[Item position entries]
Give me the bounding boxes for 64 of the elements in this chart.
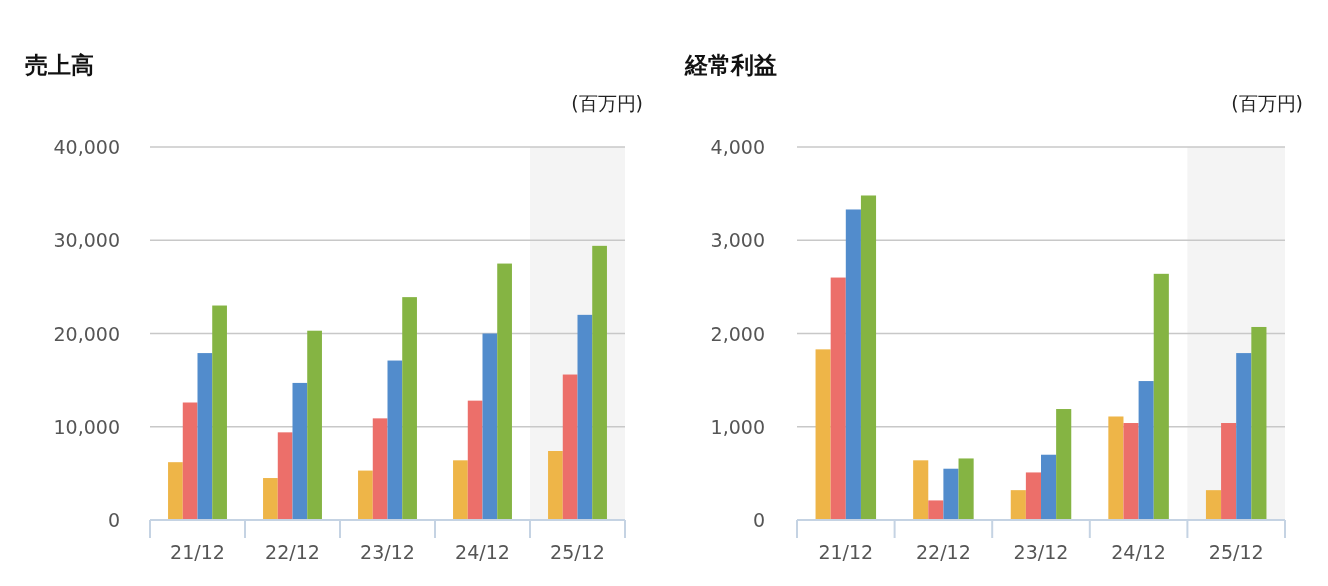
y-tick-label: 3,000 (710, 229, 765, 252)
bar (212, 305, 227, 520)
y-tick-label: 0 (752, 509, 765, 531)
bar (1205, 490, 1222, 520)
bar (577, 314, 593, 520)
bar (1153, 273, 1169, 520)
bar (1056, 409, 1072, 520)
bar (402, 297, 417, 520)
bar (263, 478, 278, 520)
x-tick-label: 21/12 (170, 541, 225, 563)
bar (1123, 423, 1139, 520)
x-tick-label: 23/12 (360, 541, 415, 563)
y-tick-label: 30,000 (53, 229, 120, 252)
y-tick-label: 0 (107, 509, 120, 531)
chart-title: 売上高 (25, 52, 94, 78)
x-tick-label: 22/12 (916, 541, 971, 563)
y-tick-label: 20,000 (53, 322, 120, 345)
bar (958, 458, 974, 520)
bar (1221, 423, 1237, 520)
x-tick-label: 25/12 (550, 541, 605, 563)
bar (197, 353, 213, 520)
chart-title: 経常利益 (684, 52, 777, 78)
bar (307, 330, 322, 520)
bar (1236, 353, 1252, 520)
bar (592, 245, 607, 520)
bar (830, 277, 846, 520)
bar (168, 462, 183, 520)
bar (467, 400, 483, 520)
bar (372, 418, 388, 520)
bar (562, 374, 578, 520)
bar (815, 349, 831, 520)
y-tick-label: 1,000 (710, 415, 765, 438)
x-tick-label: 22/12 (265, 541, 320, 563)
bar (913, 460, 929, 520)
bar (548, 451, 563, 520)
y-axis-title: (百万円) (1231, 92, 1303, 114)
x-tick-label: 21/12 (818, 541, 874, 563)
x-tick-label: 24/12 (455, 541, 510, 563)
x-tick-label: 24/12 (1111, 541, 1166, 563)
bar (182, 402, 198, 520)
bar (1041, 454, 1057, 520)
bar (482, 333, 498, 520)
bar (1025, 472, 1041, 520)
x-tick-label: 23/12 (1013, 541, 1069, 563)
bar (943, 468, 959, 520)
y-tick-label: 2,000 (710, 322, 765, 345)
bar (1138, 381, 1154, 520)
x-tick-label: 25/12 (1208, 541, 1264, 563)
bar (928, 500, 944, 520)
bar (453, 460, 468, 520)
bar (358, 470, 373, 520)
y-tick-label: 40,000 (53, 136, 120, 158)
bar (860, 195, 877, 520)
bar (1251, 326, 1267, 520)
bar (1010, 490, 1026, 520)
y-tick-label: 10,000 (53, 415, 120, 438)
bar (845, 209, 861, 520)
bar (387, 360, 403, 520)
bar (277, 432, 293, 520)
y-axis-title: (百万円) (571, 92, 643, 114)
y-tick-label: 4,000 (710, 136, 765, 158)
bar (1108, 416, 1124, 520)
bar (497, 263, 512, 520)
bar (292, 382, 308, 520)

AIM OF THE TASK>
Could you give the data as a numbered list, beginning at the line that has "y-tick-label: 3,000 (710, 229, 765, 252)" and stopping after the line that has "bar (263, 478, 278, 520)", with any blank lines left out?

THE RESPONSE>
1. y-tick-label: 3,000 (710, 229, 765, 252)
2. bar (212, 305, 227, 520)
3. y-tick-label: 0 (752, 509, 765, 531)
4. bar (1205, 490, 1222, 520)
5. bar (577, 314, 593, 520)
6. bar (1153, 273, 1169, 520)
7. bar (1056, 409, 1072, 520)
8. bar (402, 297, 417, 520)
9. bar (263, 478, 278, 520)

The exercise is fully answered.